Rewrite the lines below as a Markdown table with the columns "Row" and "Entry", numbering each row and omitting blank lines. Cover only the lines starting with the one that contains "Itemize the components" and going on through the one that contains "direction-point — [692, 703, 700, 711]".

○ ○ ○ ○ ○

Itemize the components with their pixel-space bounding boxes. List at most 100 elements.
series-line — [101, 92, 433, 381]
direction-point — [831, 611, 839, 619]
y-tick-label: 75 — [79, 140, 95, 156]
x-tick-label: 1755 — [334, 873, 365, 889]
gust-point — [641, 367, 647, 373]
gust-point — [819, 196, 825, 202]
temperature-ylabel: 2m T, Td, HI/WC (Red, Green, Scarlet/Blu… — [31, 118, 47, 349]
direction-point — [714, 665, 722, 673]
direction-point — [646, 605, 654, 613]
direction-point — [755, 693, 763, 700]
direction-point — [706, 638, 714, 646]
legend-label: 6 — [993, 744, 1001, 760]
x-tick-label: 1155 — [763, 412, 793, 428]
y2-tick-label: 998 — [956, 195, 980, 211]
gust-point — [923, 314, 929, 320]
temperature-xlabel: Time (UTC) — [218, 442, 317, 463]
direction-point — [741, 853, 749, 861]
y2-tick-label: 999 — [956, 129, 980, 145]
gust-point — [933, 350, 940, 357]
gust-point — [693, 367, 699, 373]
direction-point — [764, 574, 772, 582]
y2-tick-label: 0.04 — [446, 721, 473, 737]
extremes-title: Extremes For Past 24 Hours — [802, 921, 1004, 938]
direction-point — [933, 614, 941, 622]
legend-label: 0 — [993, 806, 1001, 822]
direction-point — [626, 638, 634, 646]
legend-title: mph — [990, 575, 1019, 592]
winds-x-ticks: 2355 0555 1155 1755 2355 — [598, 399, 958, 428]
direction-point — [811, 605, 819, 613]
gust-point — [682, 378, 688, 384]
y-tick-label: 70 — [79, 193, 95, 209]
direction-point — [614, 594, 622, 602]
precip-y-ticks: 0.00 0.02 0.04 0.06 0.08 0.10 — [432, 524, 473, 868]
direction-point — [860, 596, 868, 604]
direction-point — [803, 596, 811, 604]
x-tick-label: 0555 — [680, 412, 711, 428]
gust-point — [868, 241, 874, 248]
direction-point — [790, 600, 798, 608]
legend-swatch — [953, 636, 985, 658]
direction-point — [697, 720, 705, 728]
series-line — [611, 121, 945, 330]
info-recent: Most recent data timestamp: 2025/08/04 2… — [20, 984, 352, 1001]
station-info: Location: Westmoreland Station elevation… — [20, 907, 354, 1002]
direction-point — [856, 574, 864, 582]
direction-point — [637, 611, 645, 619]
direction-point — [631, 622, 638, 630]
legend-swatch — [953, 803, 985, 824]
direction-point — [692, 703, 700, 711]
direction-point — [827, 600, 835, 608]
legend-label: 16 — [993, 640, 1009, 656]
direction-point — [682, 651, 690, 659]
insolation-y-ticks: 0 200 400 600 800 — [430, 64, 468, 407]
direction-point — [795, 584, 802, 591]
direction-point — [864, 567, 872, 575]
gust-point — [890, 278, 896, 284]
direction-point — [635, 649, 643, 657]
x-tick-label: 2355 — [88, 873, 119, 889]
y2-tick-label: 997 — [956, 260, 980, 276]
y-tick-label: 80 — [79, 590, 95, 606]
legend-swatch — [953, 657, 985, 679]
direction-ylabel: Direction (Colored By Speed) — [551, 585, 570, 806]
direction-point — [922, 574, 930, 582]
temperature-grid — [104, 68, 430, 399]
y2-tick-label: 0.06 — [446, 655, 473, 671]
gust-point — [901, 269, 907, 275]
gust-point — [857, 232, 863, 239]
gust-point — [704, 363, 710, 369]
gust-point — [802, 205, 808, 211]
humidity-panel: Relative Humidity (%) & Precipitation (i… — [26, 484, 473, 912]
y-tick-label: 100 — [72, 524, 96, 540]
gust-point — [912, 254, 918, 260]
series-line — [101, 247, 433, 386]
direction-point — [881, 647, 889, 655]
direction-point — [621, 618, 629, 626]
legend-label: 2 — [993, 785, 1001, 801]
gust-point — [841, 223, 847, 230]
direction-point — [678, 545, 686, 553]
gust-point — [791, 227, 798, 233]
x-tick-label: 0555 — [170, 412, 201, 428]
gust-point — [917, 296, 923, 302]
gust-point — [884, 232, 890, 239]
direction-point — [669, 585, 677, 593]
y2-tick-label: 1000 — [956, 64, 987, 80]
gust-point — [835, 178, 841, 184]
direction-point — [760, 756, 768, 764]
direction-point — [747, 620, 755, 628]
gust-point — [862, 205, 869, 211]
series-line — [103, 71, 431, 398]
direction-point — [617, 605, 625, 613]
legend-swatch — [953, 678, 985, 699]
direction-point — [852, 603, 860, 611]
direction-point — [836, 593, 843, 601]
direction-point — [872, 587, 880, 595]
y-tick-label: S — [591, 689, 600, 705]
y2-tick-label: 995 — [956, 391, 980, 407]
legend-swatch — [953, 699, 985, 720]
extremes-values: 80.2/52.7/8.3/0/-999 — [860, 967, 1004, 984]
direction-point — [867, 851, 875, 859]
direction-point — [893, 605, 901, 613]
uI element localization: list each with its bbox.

○ ○ ○ ○ ○

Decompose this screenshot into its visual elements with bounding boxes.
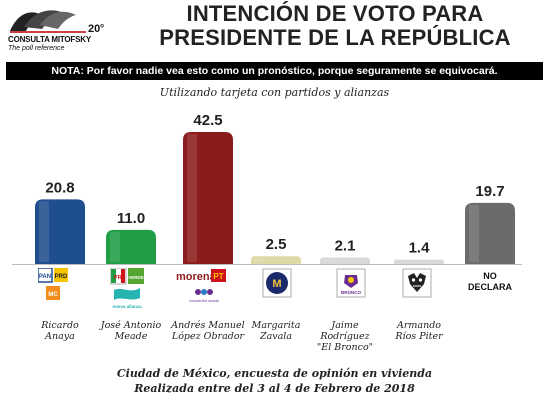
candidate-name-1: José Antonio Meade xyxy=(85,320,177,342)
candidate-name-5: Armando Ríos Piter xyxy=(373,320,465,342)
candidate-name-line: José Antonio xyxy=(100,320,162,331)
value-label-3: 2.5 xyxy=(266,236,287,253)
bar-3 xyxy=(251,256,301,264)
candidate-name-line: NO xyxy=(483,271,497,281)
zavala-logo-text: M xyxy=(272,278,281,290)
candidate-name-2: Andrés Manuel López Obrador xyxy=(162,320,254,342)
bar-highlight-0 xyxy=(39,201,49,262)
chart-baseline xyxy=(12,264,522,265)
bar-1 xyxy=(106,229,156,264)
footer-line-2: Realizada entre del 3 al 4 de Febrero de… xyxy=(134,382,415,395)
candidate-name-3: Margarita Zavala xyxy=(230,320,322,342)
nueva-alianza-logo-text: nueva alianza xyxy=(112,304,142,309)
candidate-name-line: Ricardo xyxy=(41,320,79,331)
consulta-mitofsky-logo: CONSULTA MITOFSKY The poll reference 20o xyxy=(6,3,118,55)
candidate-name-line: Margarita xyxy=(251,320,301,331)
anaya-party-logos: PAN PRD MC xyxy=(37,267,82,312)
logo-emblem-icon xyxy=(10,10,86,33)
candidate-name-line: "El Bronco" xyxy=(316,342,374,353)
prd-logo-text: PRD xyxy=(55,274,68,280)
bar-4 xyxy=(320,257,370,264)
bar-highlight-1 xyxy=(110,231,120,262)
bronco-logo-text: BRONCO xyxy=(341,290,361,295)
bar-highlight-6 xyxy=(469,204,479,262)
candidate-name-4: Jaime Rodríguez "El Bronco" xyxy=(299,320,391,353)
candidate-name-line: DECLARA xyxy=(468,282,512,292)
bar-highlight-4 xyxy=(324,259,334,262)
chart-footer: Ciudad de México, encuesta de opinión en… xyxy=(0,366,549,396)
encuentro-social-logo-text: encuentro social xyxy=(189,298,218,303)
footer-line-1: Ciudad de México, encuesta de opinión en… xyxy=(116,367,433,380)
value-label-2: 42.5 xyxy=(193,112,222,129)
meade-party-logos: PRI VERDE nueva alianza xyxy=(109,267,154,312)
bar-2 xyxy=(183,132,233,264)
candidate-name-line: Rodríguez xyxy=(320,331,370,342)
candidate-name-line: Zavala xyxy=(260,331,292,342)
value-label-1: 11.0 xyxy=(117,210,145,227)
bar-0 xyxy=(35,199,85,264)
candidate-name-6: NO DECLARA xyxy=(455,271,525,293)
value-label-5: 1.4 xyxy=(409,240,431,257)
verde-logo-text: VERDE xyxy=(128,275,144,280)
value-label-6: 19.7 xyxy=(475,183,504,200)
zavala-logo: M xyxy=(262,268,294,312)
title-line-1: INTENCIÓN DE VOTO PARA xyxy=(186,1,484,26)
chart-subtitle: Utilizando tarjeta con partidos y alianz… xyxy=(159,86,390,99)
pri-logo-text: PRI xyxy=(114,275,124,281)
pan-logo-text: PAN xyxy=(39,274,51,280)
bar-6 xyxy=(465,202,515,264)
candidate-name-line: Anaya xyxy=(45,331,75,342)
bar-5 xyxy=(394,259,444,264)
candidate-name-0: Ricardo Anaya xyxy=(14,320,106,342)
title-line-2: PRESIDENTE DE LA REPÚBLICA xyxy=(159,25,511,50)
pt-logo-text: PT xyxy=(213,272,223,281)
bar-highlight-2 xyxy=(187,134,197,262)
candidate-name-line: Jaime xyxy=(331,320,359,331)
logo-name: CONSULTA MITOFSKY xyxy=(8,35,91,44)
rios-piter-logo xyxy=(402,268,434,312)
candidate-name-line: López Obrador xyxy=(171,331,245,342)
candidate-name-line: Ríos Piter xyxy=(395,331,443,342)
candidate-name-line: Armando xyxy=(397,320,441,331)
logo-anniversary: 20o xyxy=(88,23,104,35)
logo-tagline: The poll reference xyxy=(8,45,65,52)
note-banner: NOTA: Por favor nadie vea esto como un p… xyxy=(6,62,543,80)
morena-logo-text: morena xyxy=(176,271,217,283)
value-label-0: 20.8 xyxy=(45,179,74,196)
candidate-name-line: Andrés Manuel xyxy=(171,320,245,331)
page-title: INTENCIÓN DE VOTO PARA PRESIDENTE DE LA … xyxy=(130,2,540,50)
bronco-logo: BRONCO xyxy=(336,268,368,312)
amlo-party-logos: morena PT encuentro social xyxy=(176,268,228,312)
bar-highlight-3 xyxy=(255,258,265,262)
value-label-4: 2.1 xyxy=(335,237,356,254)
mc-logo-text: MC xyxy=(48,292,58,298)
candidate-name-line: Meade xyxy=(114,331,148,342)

○ ○ ○ ○ ○

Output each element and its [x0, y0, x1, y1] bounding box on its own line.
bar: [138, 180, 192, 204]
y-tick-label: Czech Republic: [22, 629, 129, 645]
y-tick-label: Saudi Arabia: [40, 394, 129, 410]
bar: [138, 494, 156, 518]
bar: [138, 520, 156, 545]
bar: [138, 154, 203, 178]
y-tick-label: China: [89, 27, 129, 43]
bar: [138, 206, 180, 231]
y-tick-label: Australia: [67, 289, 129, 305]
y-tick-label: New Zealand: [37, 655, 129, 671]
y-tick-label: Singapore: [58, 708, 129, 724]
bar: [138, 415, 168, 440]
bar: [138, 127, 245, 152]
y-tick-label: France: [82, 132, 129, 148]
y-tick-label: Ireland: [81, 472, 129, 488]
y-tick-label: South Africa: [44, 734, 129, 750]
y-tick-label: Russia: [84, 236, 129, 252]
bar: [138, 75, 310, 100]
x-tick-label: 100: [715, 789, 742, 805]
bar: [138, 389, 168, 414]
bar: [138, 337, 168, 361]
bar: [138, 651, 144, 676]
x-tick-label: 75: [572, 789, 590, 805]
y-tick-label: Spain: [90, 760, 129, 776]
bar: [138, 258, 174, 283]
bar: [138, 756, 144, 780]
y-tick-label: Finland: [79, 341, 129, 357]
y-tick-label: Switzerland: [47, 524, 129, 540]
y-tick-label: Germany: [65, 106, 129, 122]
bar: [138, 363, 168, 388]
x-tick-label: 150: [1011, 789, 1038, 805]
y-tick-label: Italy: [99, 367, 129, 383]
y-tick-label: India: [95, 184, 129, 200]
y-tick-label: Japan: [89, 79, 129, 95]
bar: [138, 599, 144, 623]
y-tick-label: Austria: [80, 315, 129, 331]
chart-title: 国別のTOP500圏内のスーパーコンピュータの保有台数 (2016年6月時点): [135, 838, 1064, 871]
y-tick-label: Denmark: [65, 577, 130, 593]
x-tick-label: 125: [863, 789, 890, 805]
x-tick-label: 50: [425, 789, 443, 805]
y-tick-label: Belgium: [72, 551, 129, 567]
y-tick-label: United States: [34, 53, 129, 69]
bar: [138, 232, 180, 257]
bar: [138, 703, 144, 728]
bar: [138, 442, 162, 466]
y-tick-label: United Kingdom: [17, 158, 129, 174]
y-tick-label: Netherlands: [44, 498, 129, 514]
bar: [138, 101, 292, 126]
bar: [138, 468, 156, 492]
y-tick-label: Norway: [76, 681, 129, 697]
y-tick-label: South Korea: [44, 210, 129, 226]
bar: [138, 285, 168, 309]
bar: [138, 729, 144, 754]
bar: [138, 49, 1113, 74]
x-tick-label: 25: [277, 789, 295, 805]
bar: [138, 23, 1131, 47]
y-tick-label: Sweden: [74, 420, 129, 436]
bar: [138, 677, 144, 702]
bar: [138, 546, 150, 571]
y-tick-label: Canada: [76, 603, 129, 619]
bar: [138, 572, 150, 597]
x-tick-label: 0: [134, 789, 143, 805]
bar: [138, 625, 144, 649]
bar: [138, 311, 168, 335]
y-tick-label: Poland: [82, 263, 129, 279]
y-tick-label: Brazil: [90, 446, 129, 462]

○ ○ ○ ○ ○

Right answer:
| Row | Entry |
|---|---|
| 1 | Itemize the components with their pixel-space bounding boxes. List at most 100 elements. |
| 2 | series-line — [101, 92, 433, 381] |
| 3 | direction-point — [831, 611, 839, 619] |
| 4 | y-tick-label: 75 — [79, 140, 95, 156] |
| 5 | x-tick-label: 1755 — [334, 873, 365, 889] |
| 6 | gust-point — [641, 367, 647, 373] |
| 7 | gust-point — [819, 196, 825, 202] |
| 8 | temperature-ylabel: 2m T, Td, HI/WC (Red, Green, Scarlet/Blu… — [31, 118, 47, 349] |
| 9 | direction-point — [714, 665, 722, 673] |
| 10 | direction-point — [646, 605, 654, 613] |
| 11 | direction-point — [755, 693, 763, 700] |
| 12 | direction-point — [706, 638, 714, 646] |
| 13 | legend-label: 6 — [993, 744, 1001, 760] |
| 14 | x-tick-label: 1155 — [763, 412, 793, 428] |
| 15 | y2-tick-label: 998 — [956, 195, 980, 211] |
| 16 | gust-point — [923, 314, 929, 320] |
| 17 | temperature-xlabel: Time (UTC) — [218, 442, 317, 463] |
| 18 | direction-point — [741, 853, 749, 861] |
| 19 | y2-tick-label: 999 — [956, 129, 980, 145] |
| 20 | gust-point — [933, 350, 940, 357] |
| 21 | gust-point — [693, 367, 699, 373] |
| 22 | direction-point — [764, 574, 772, 582] |
| 23 | y2-tick-label: 0.04 — [446, 721, 473, 737] |
| 24 | extremes-title: Extremes For Past 24 Hours — [802, 921, 1004, 938] |
| 25 | direction-point — [933, 614, 941, 622] |
| 26 | legend-label: 0 — [993, 806, 1001, 822] |
| 27 | direction-point — [626, 638, 634, 646] |
| 28 | legend-title: mph — [990, 575, 1019, 592] |
| 29 | winds-x-ticks: 2355 0555 1155 1755 2355 — [598, 399, 958, 428] |
| 30 | direction-point — [811, 605, 819, 613] |
| 31 | gust-point — [682, 378, 688, 384] |
| 32 | y-tick-label: 70 — [79, 193, 95, 209] |
| 33 | direction-point — [614, 594, 622, 602] |
| 34 | precip-y-ticks: 0.00 0.02 0.04 0.06 0.08 0.10 — [432, 524, 473, 868] |
| 35 | direction-point — [860, 596, 868, 604] |
| 36 | direction-point — [803, 596, 811, 604] |
| 37 | x-tick-label: 0555 — [680, 412, 711, 428] |
| 38 | gust-point — [868, 241, 874, 248] |
| 39 | direction-point — [790, 600, 798, 608] |
| 40 | legend-swatch — [953, 636, 985, 658] |
| 41 | direction-point — [697, 720, 705, 728] |
| 42 | series-line — [611, 121, 945, 330] |
| 43 | info-recent: Most recent data timestamp: 2025/08/04 2… — [20, 984, 352, 1001] |
| 44 | station-info: Location: Westmoreland Station elevation… — [20, 907, 354, 1002] |
| 45 | direction-point — [856, 574, 864, 582] |
| 46 | direction-point — [637, 611, 645, 619] |
| 47 | direction-point — [631, 622, 638, 630] |
| 48 | legend-swatch — [953, 803, 985, 824] |
| 49 | direction-point — [692, 703, 700, 711] |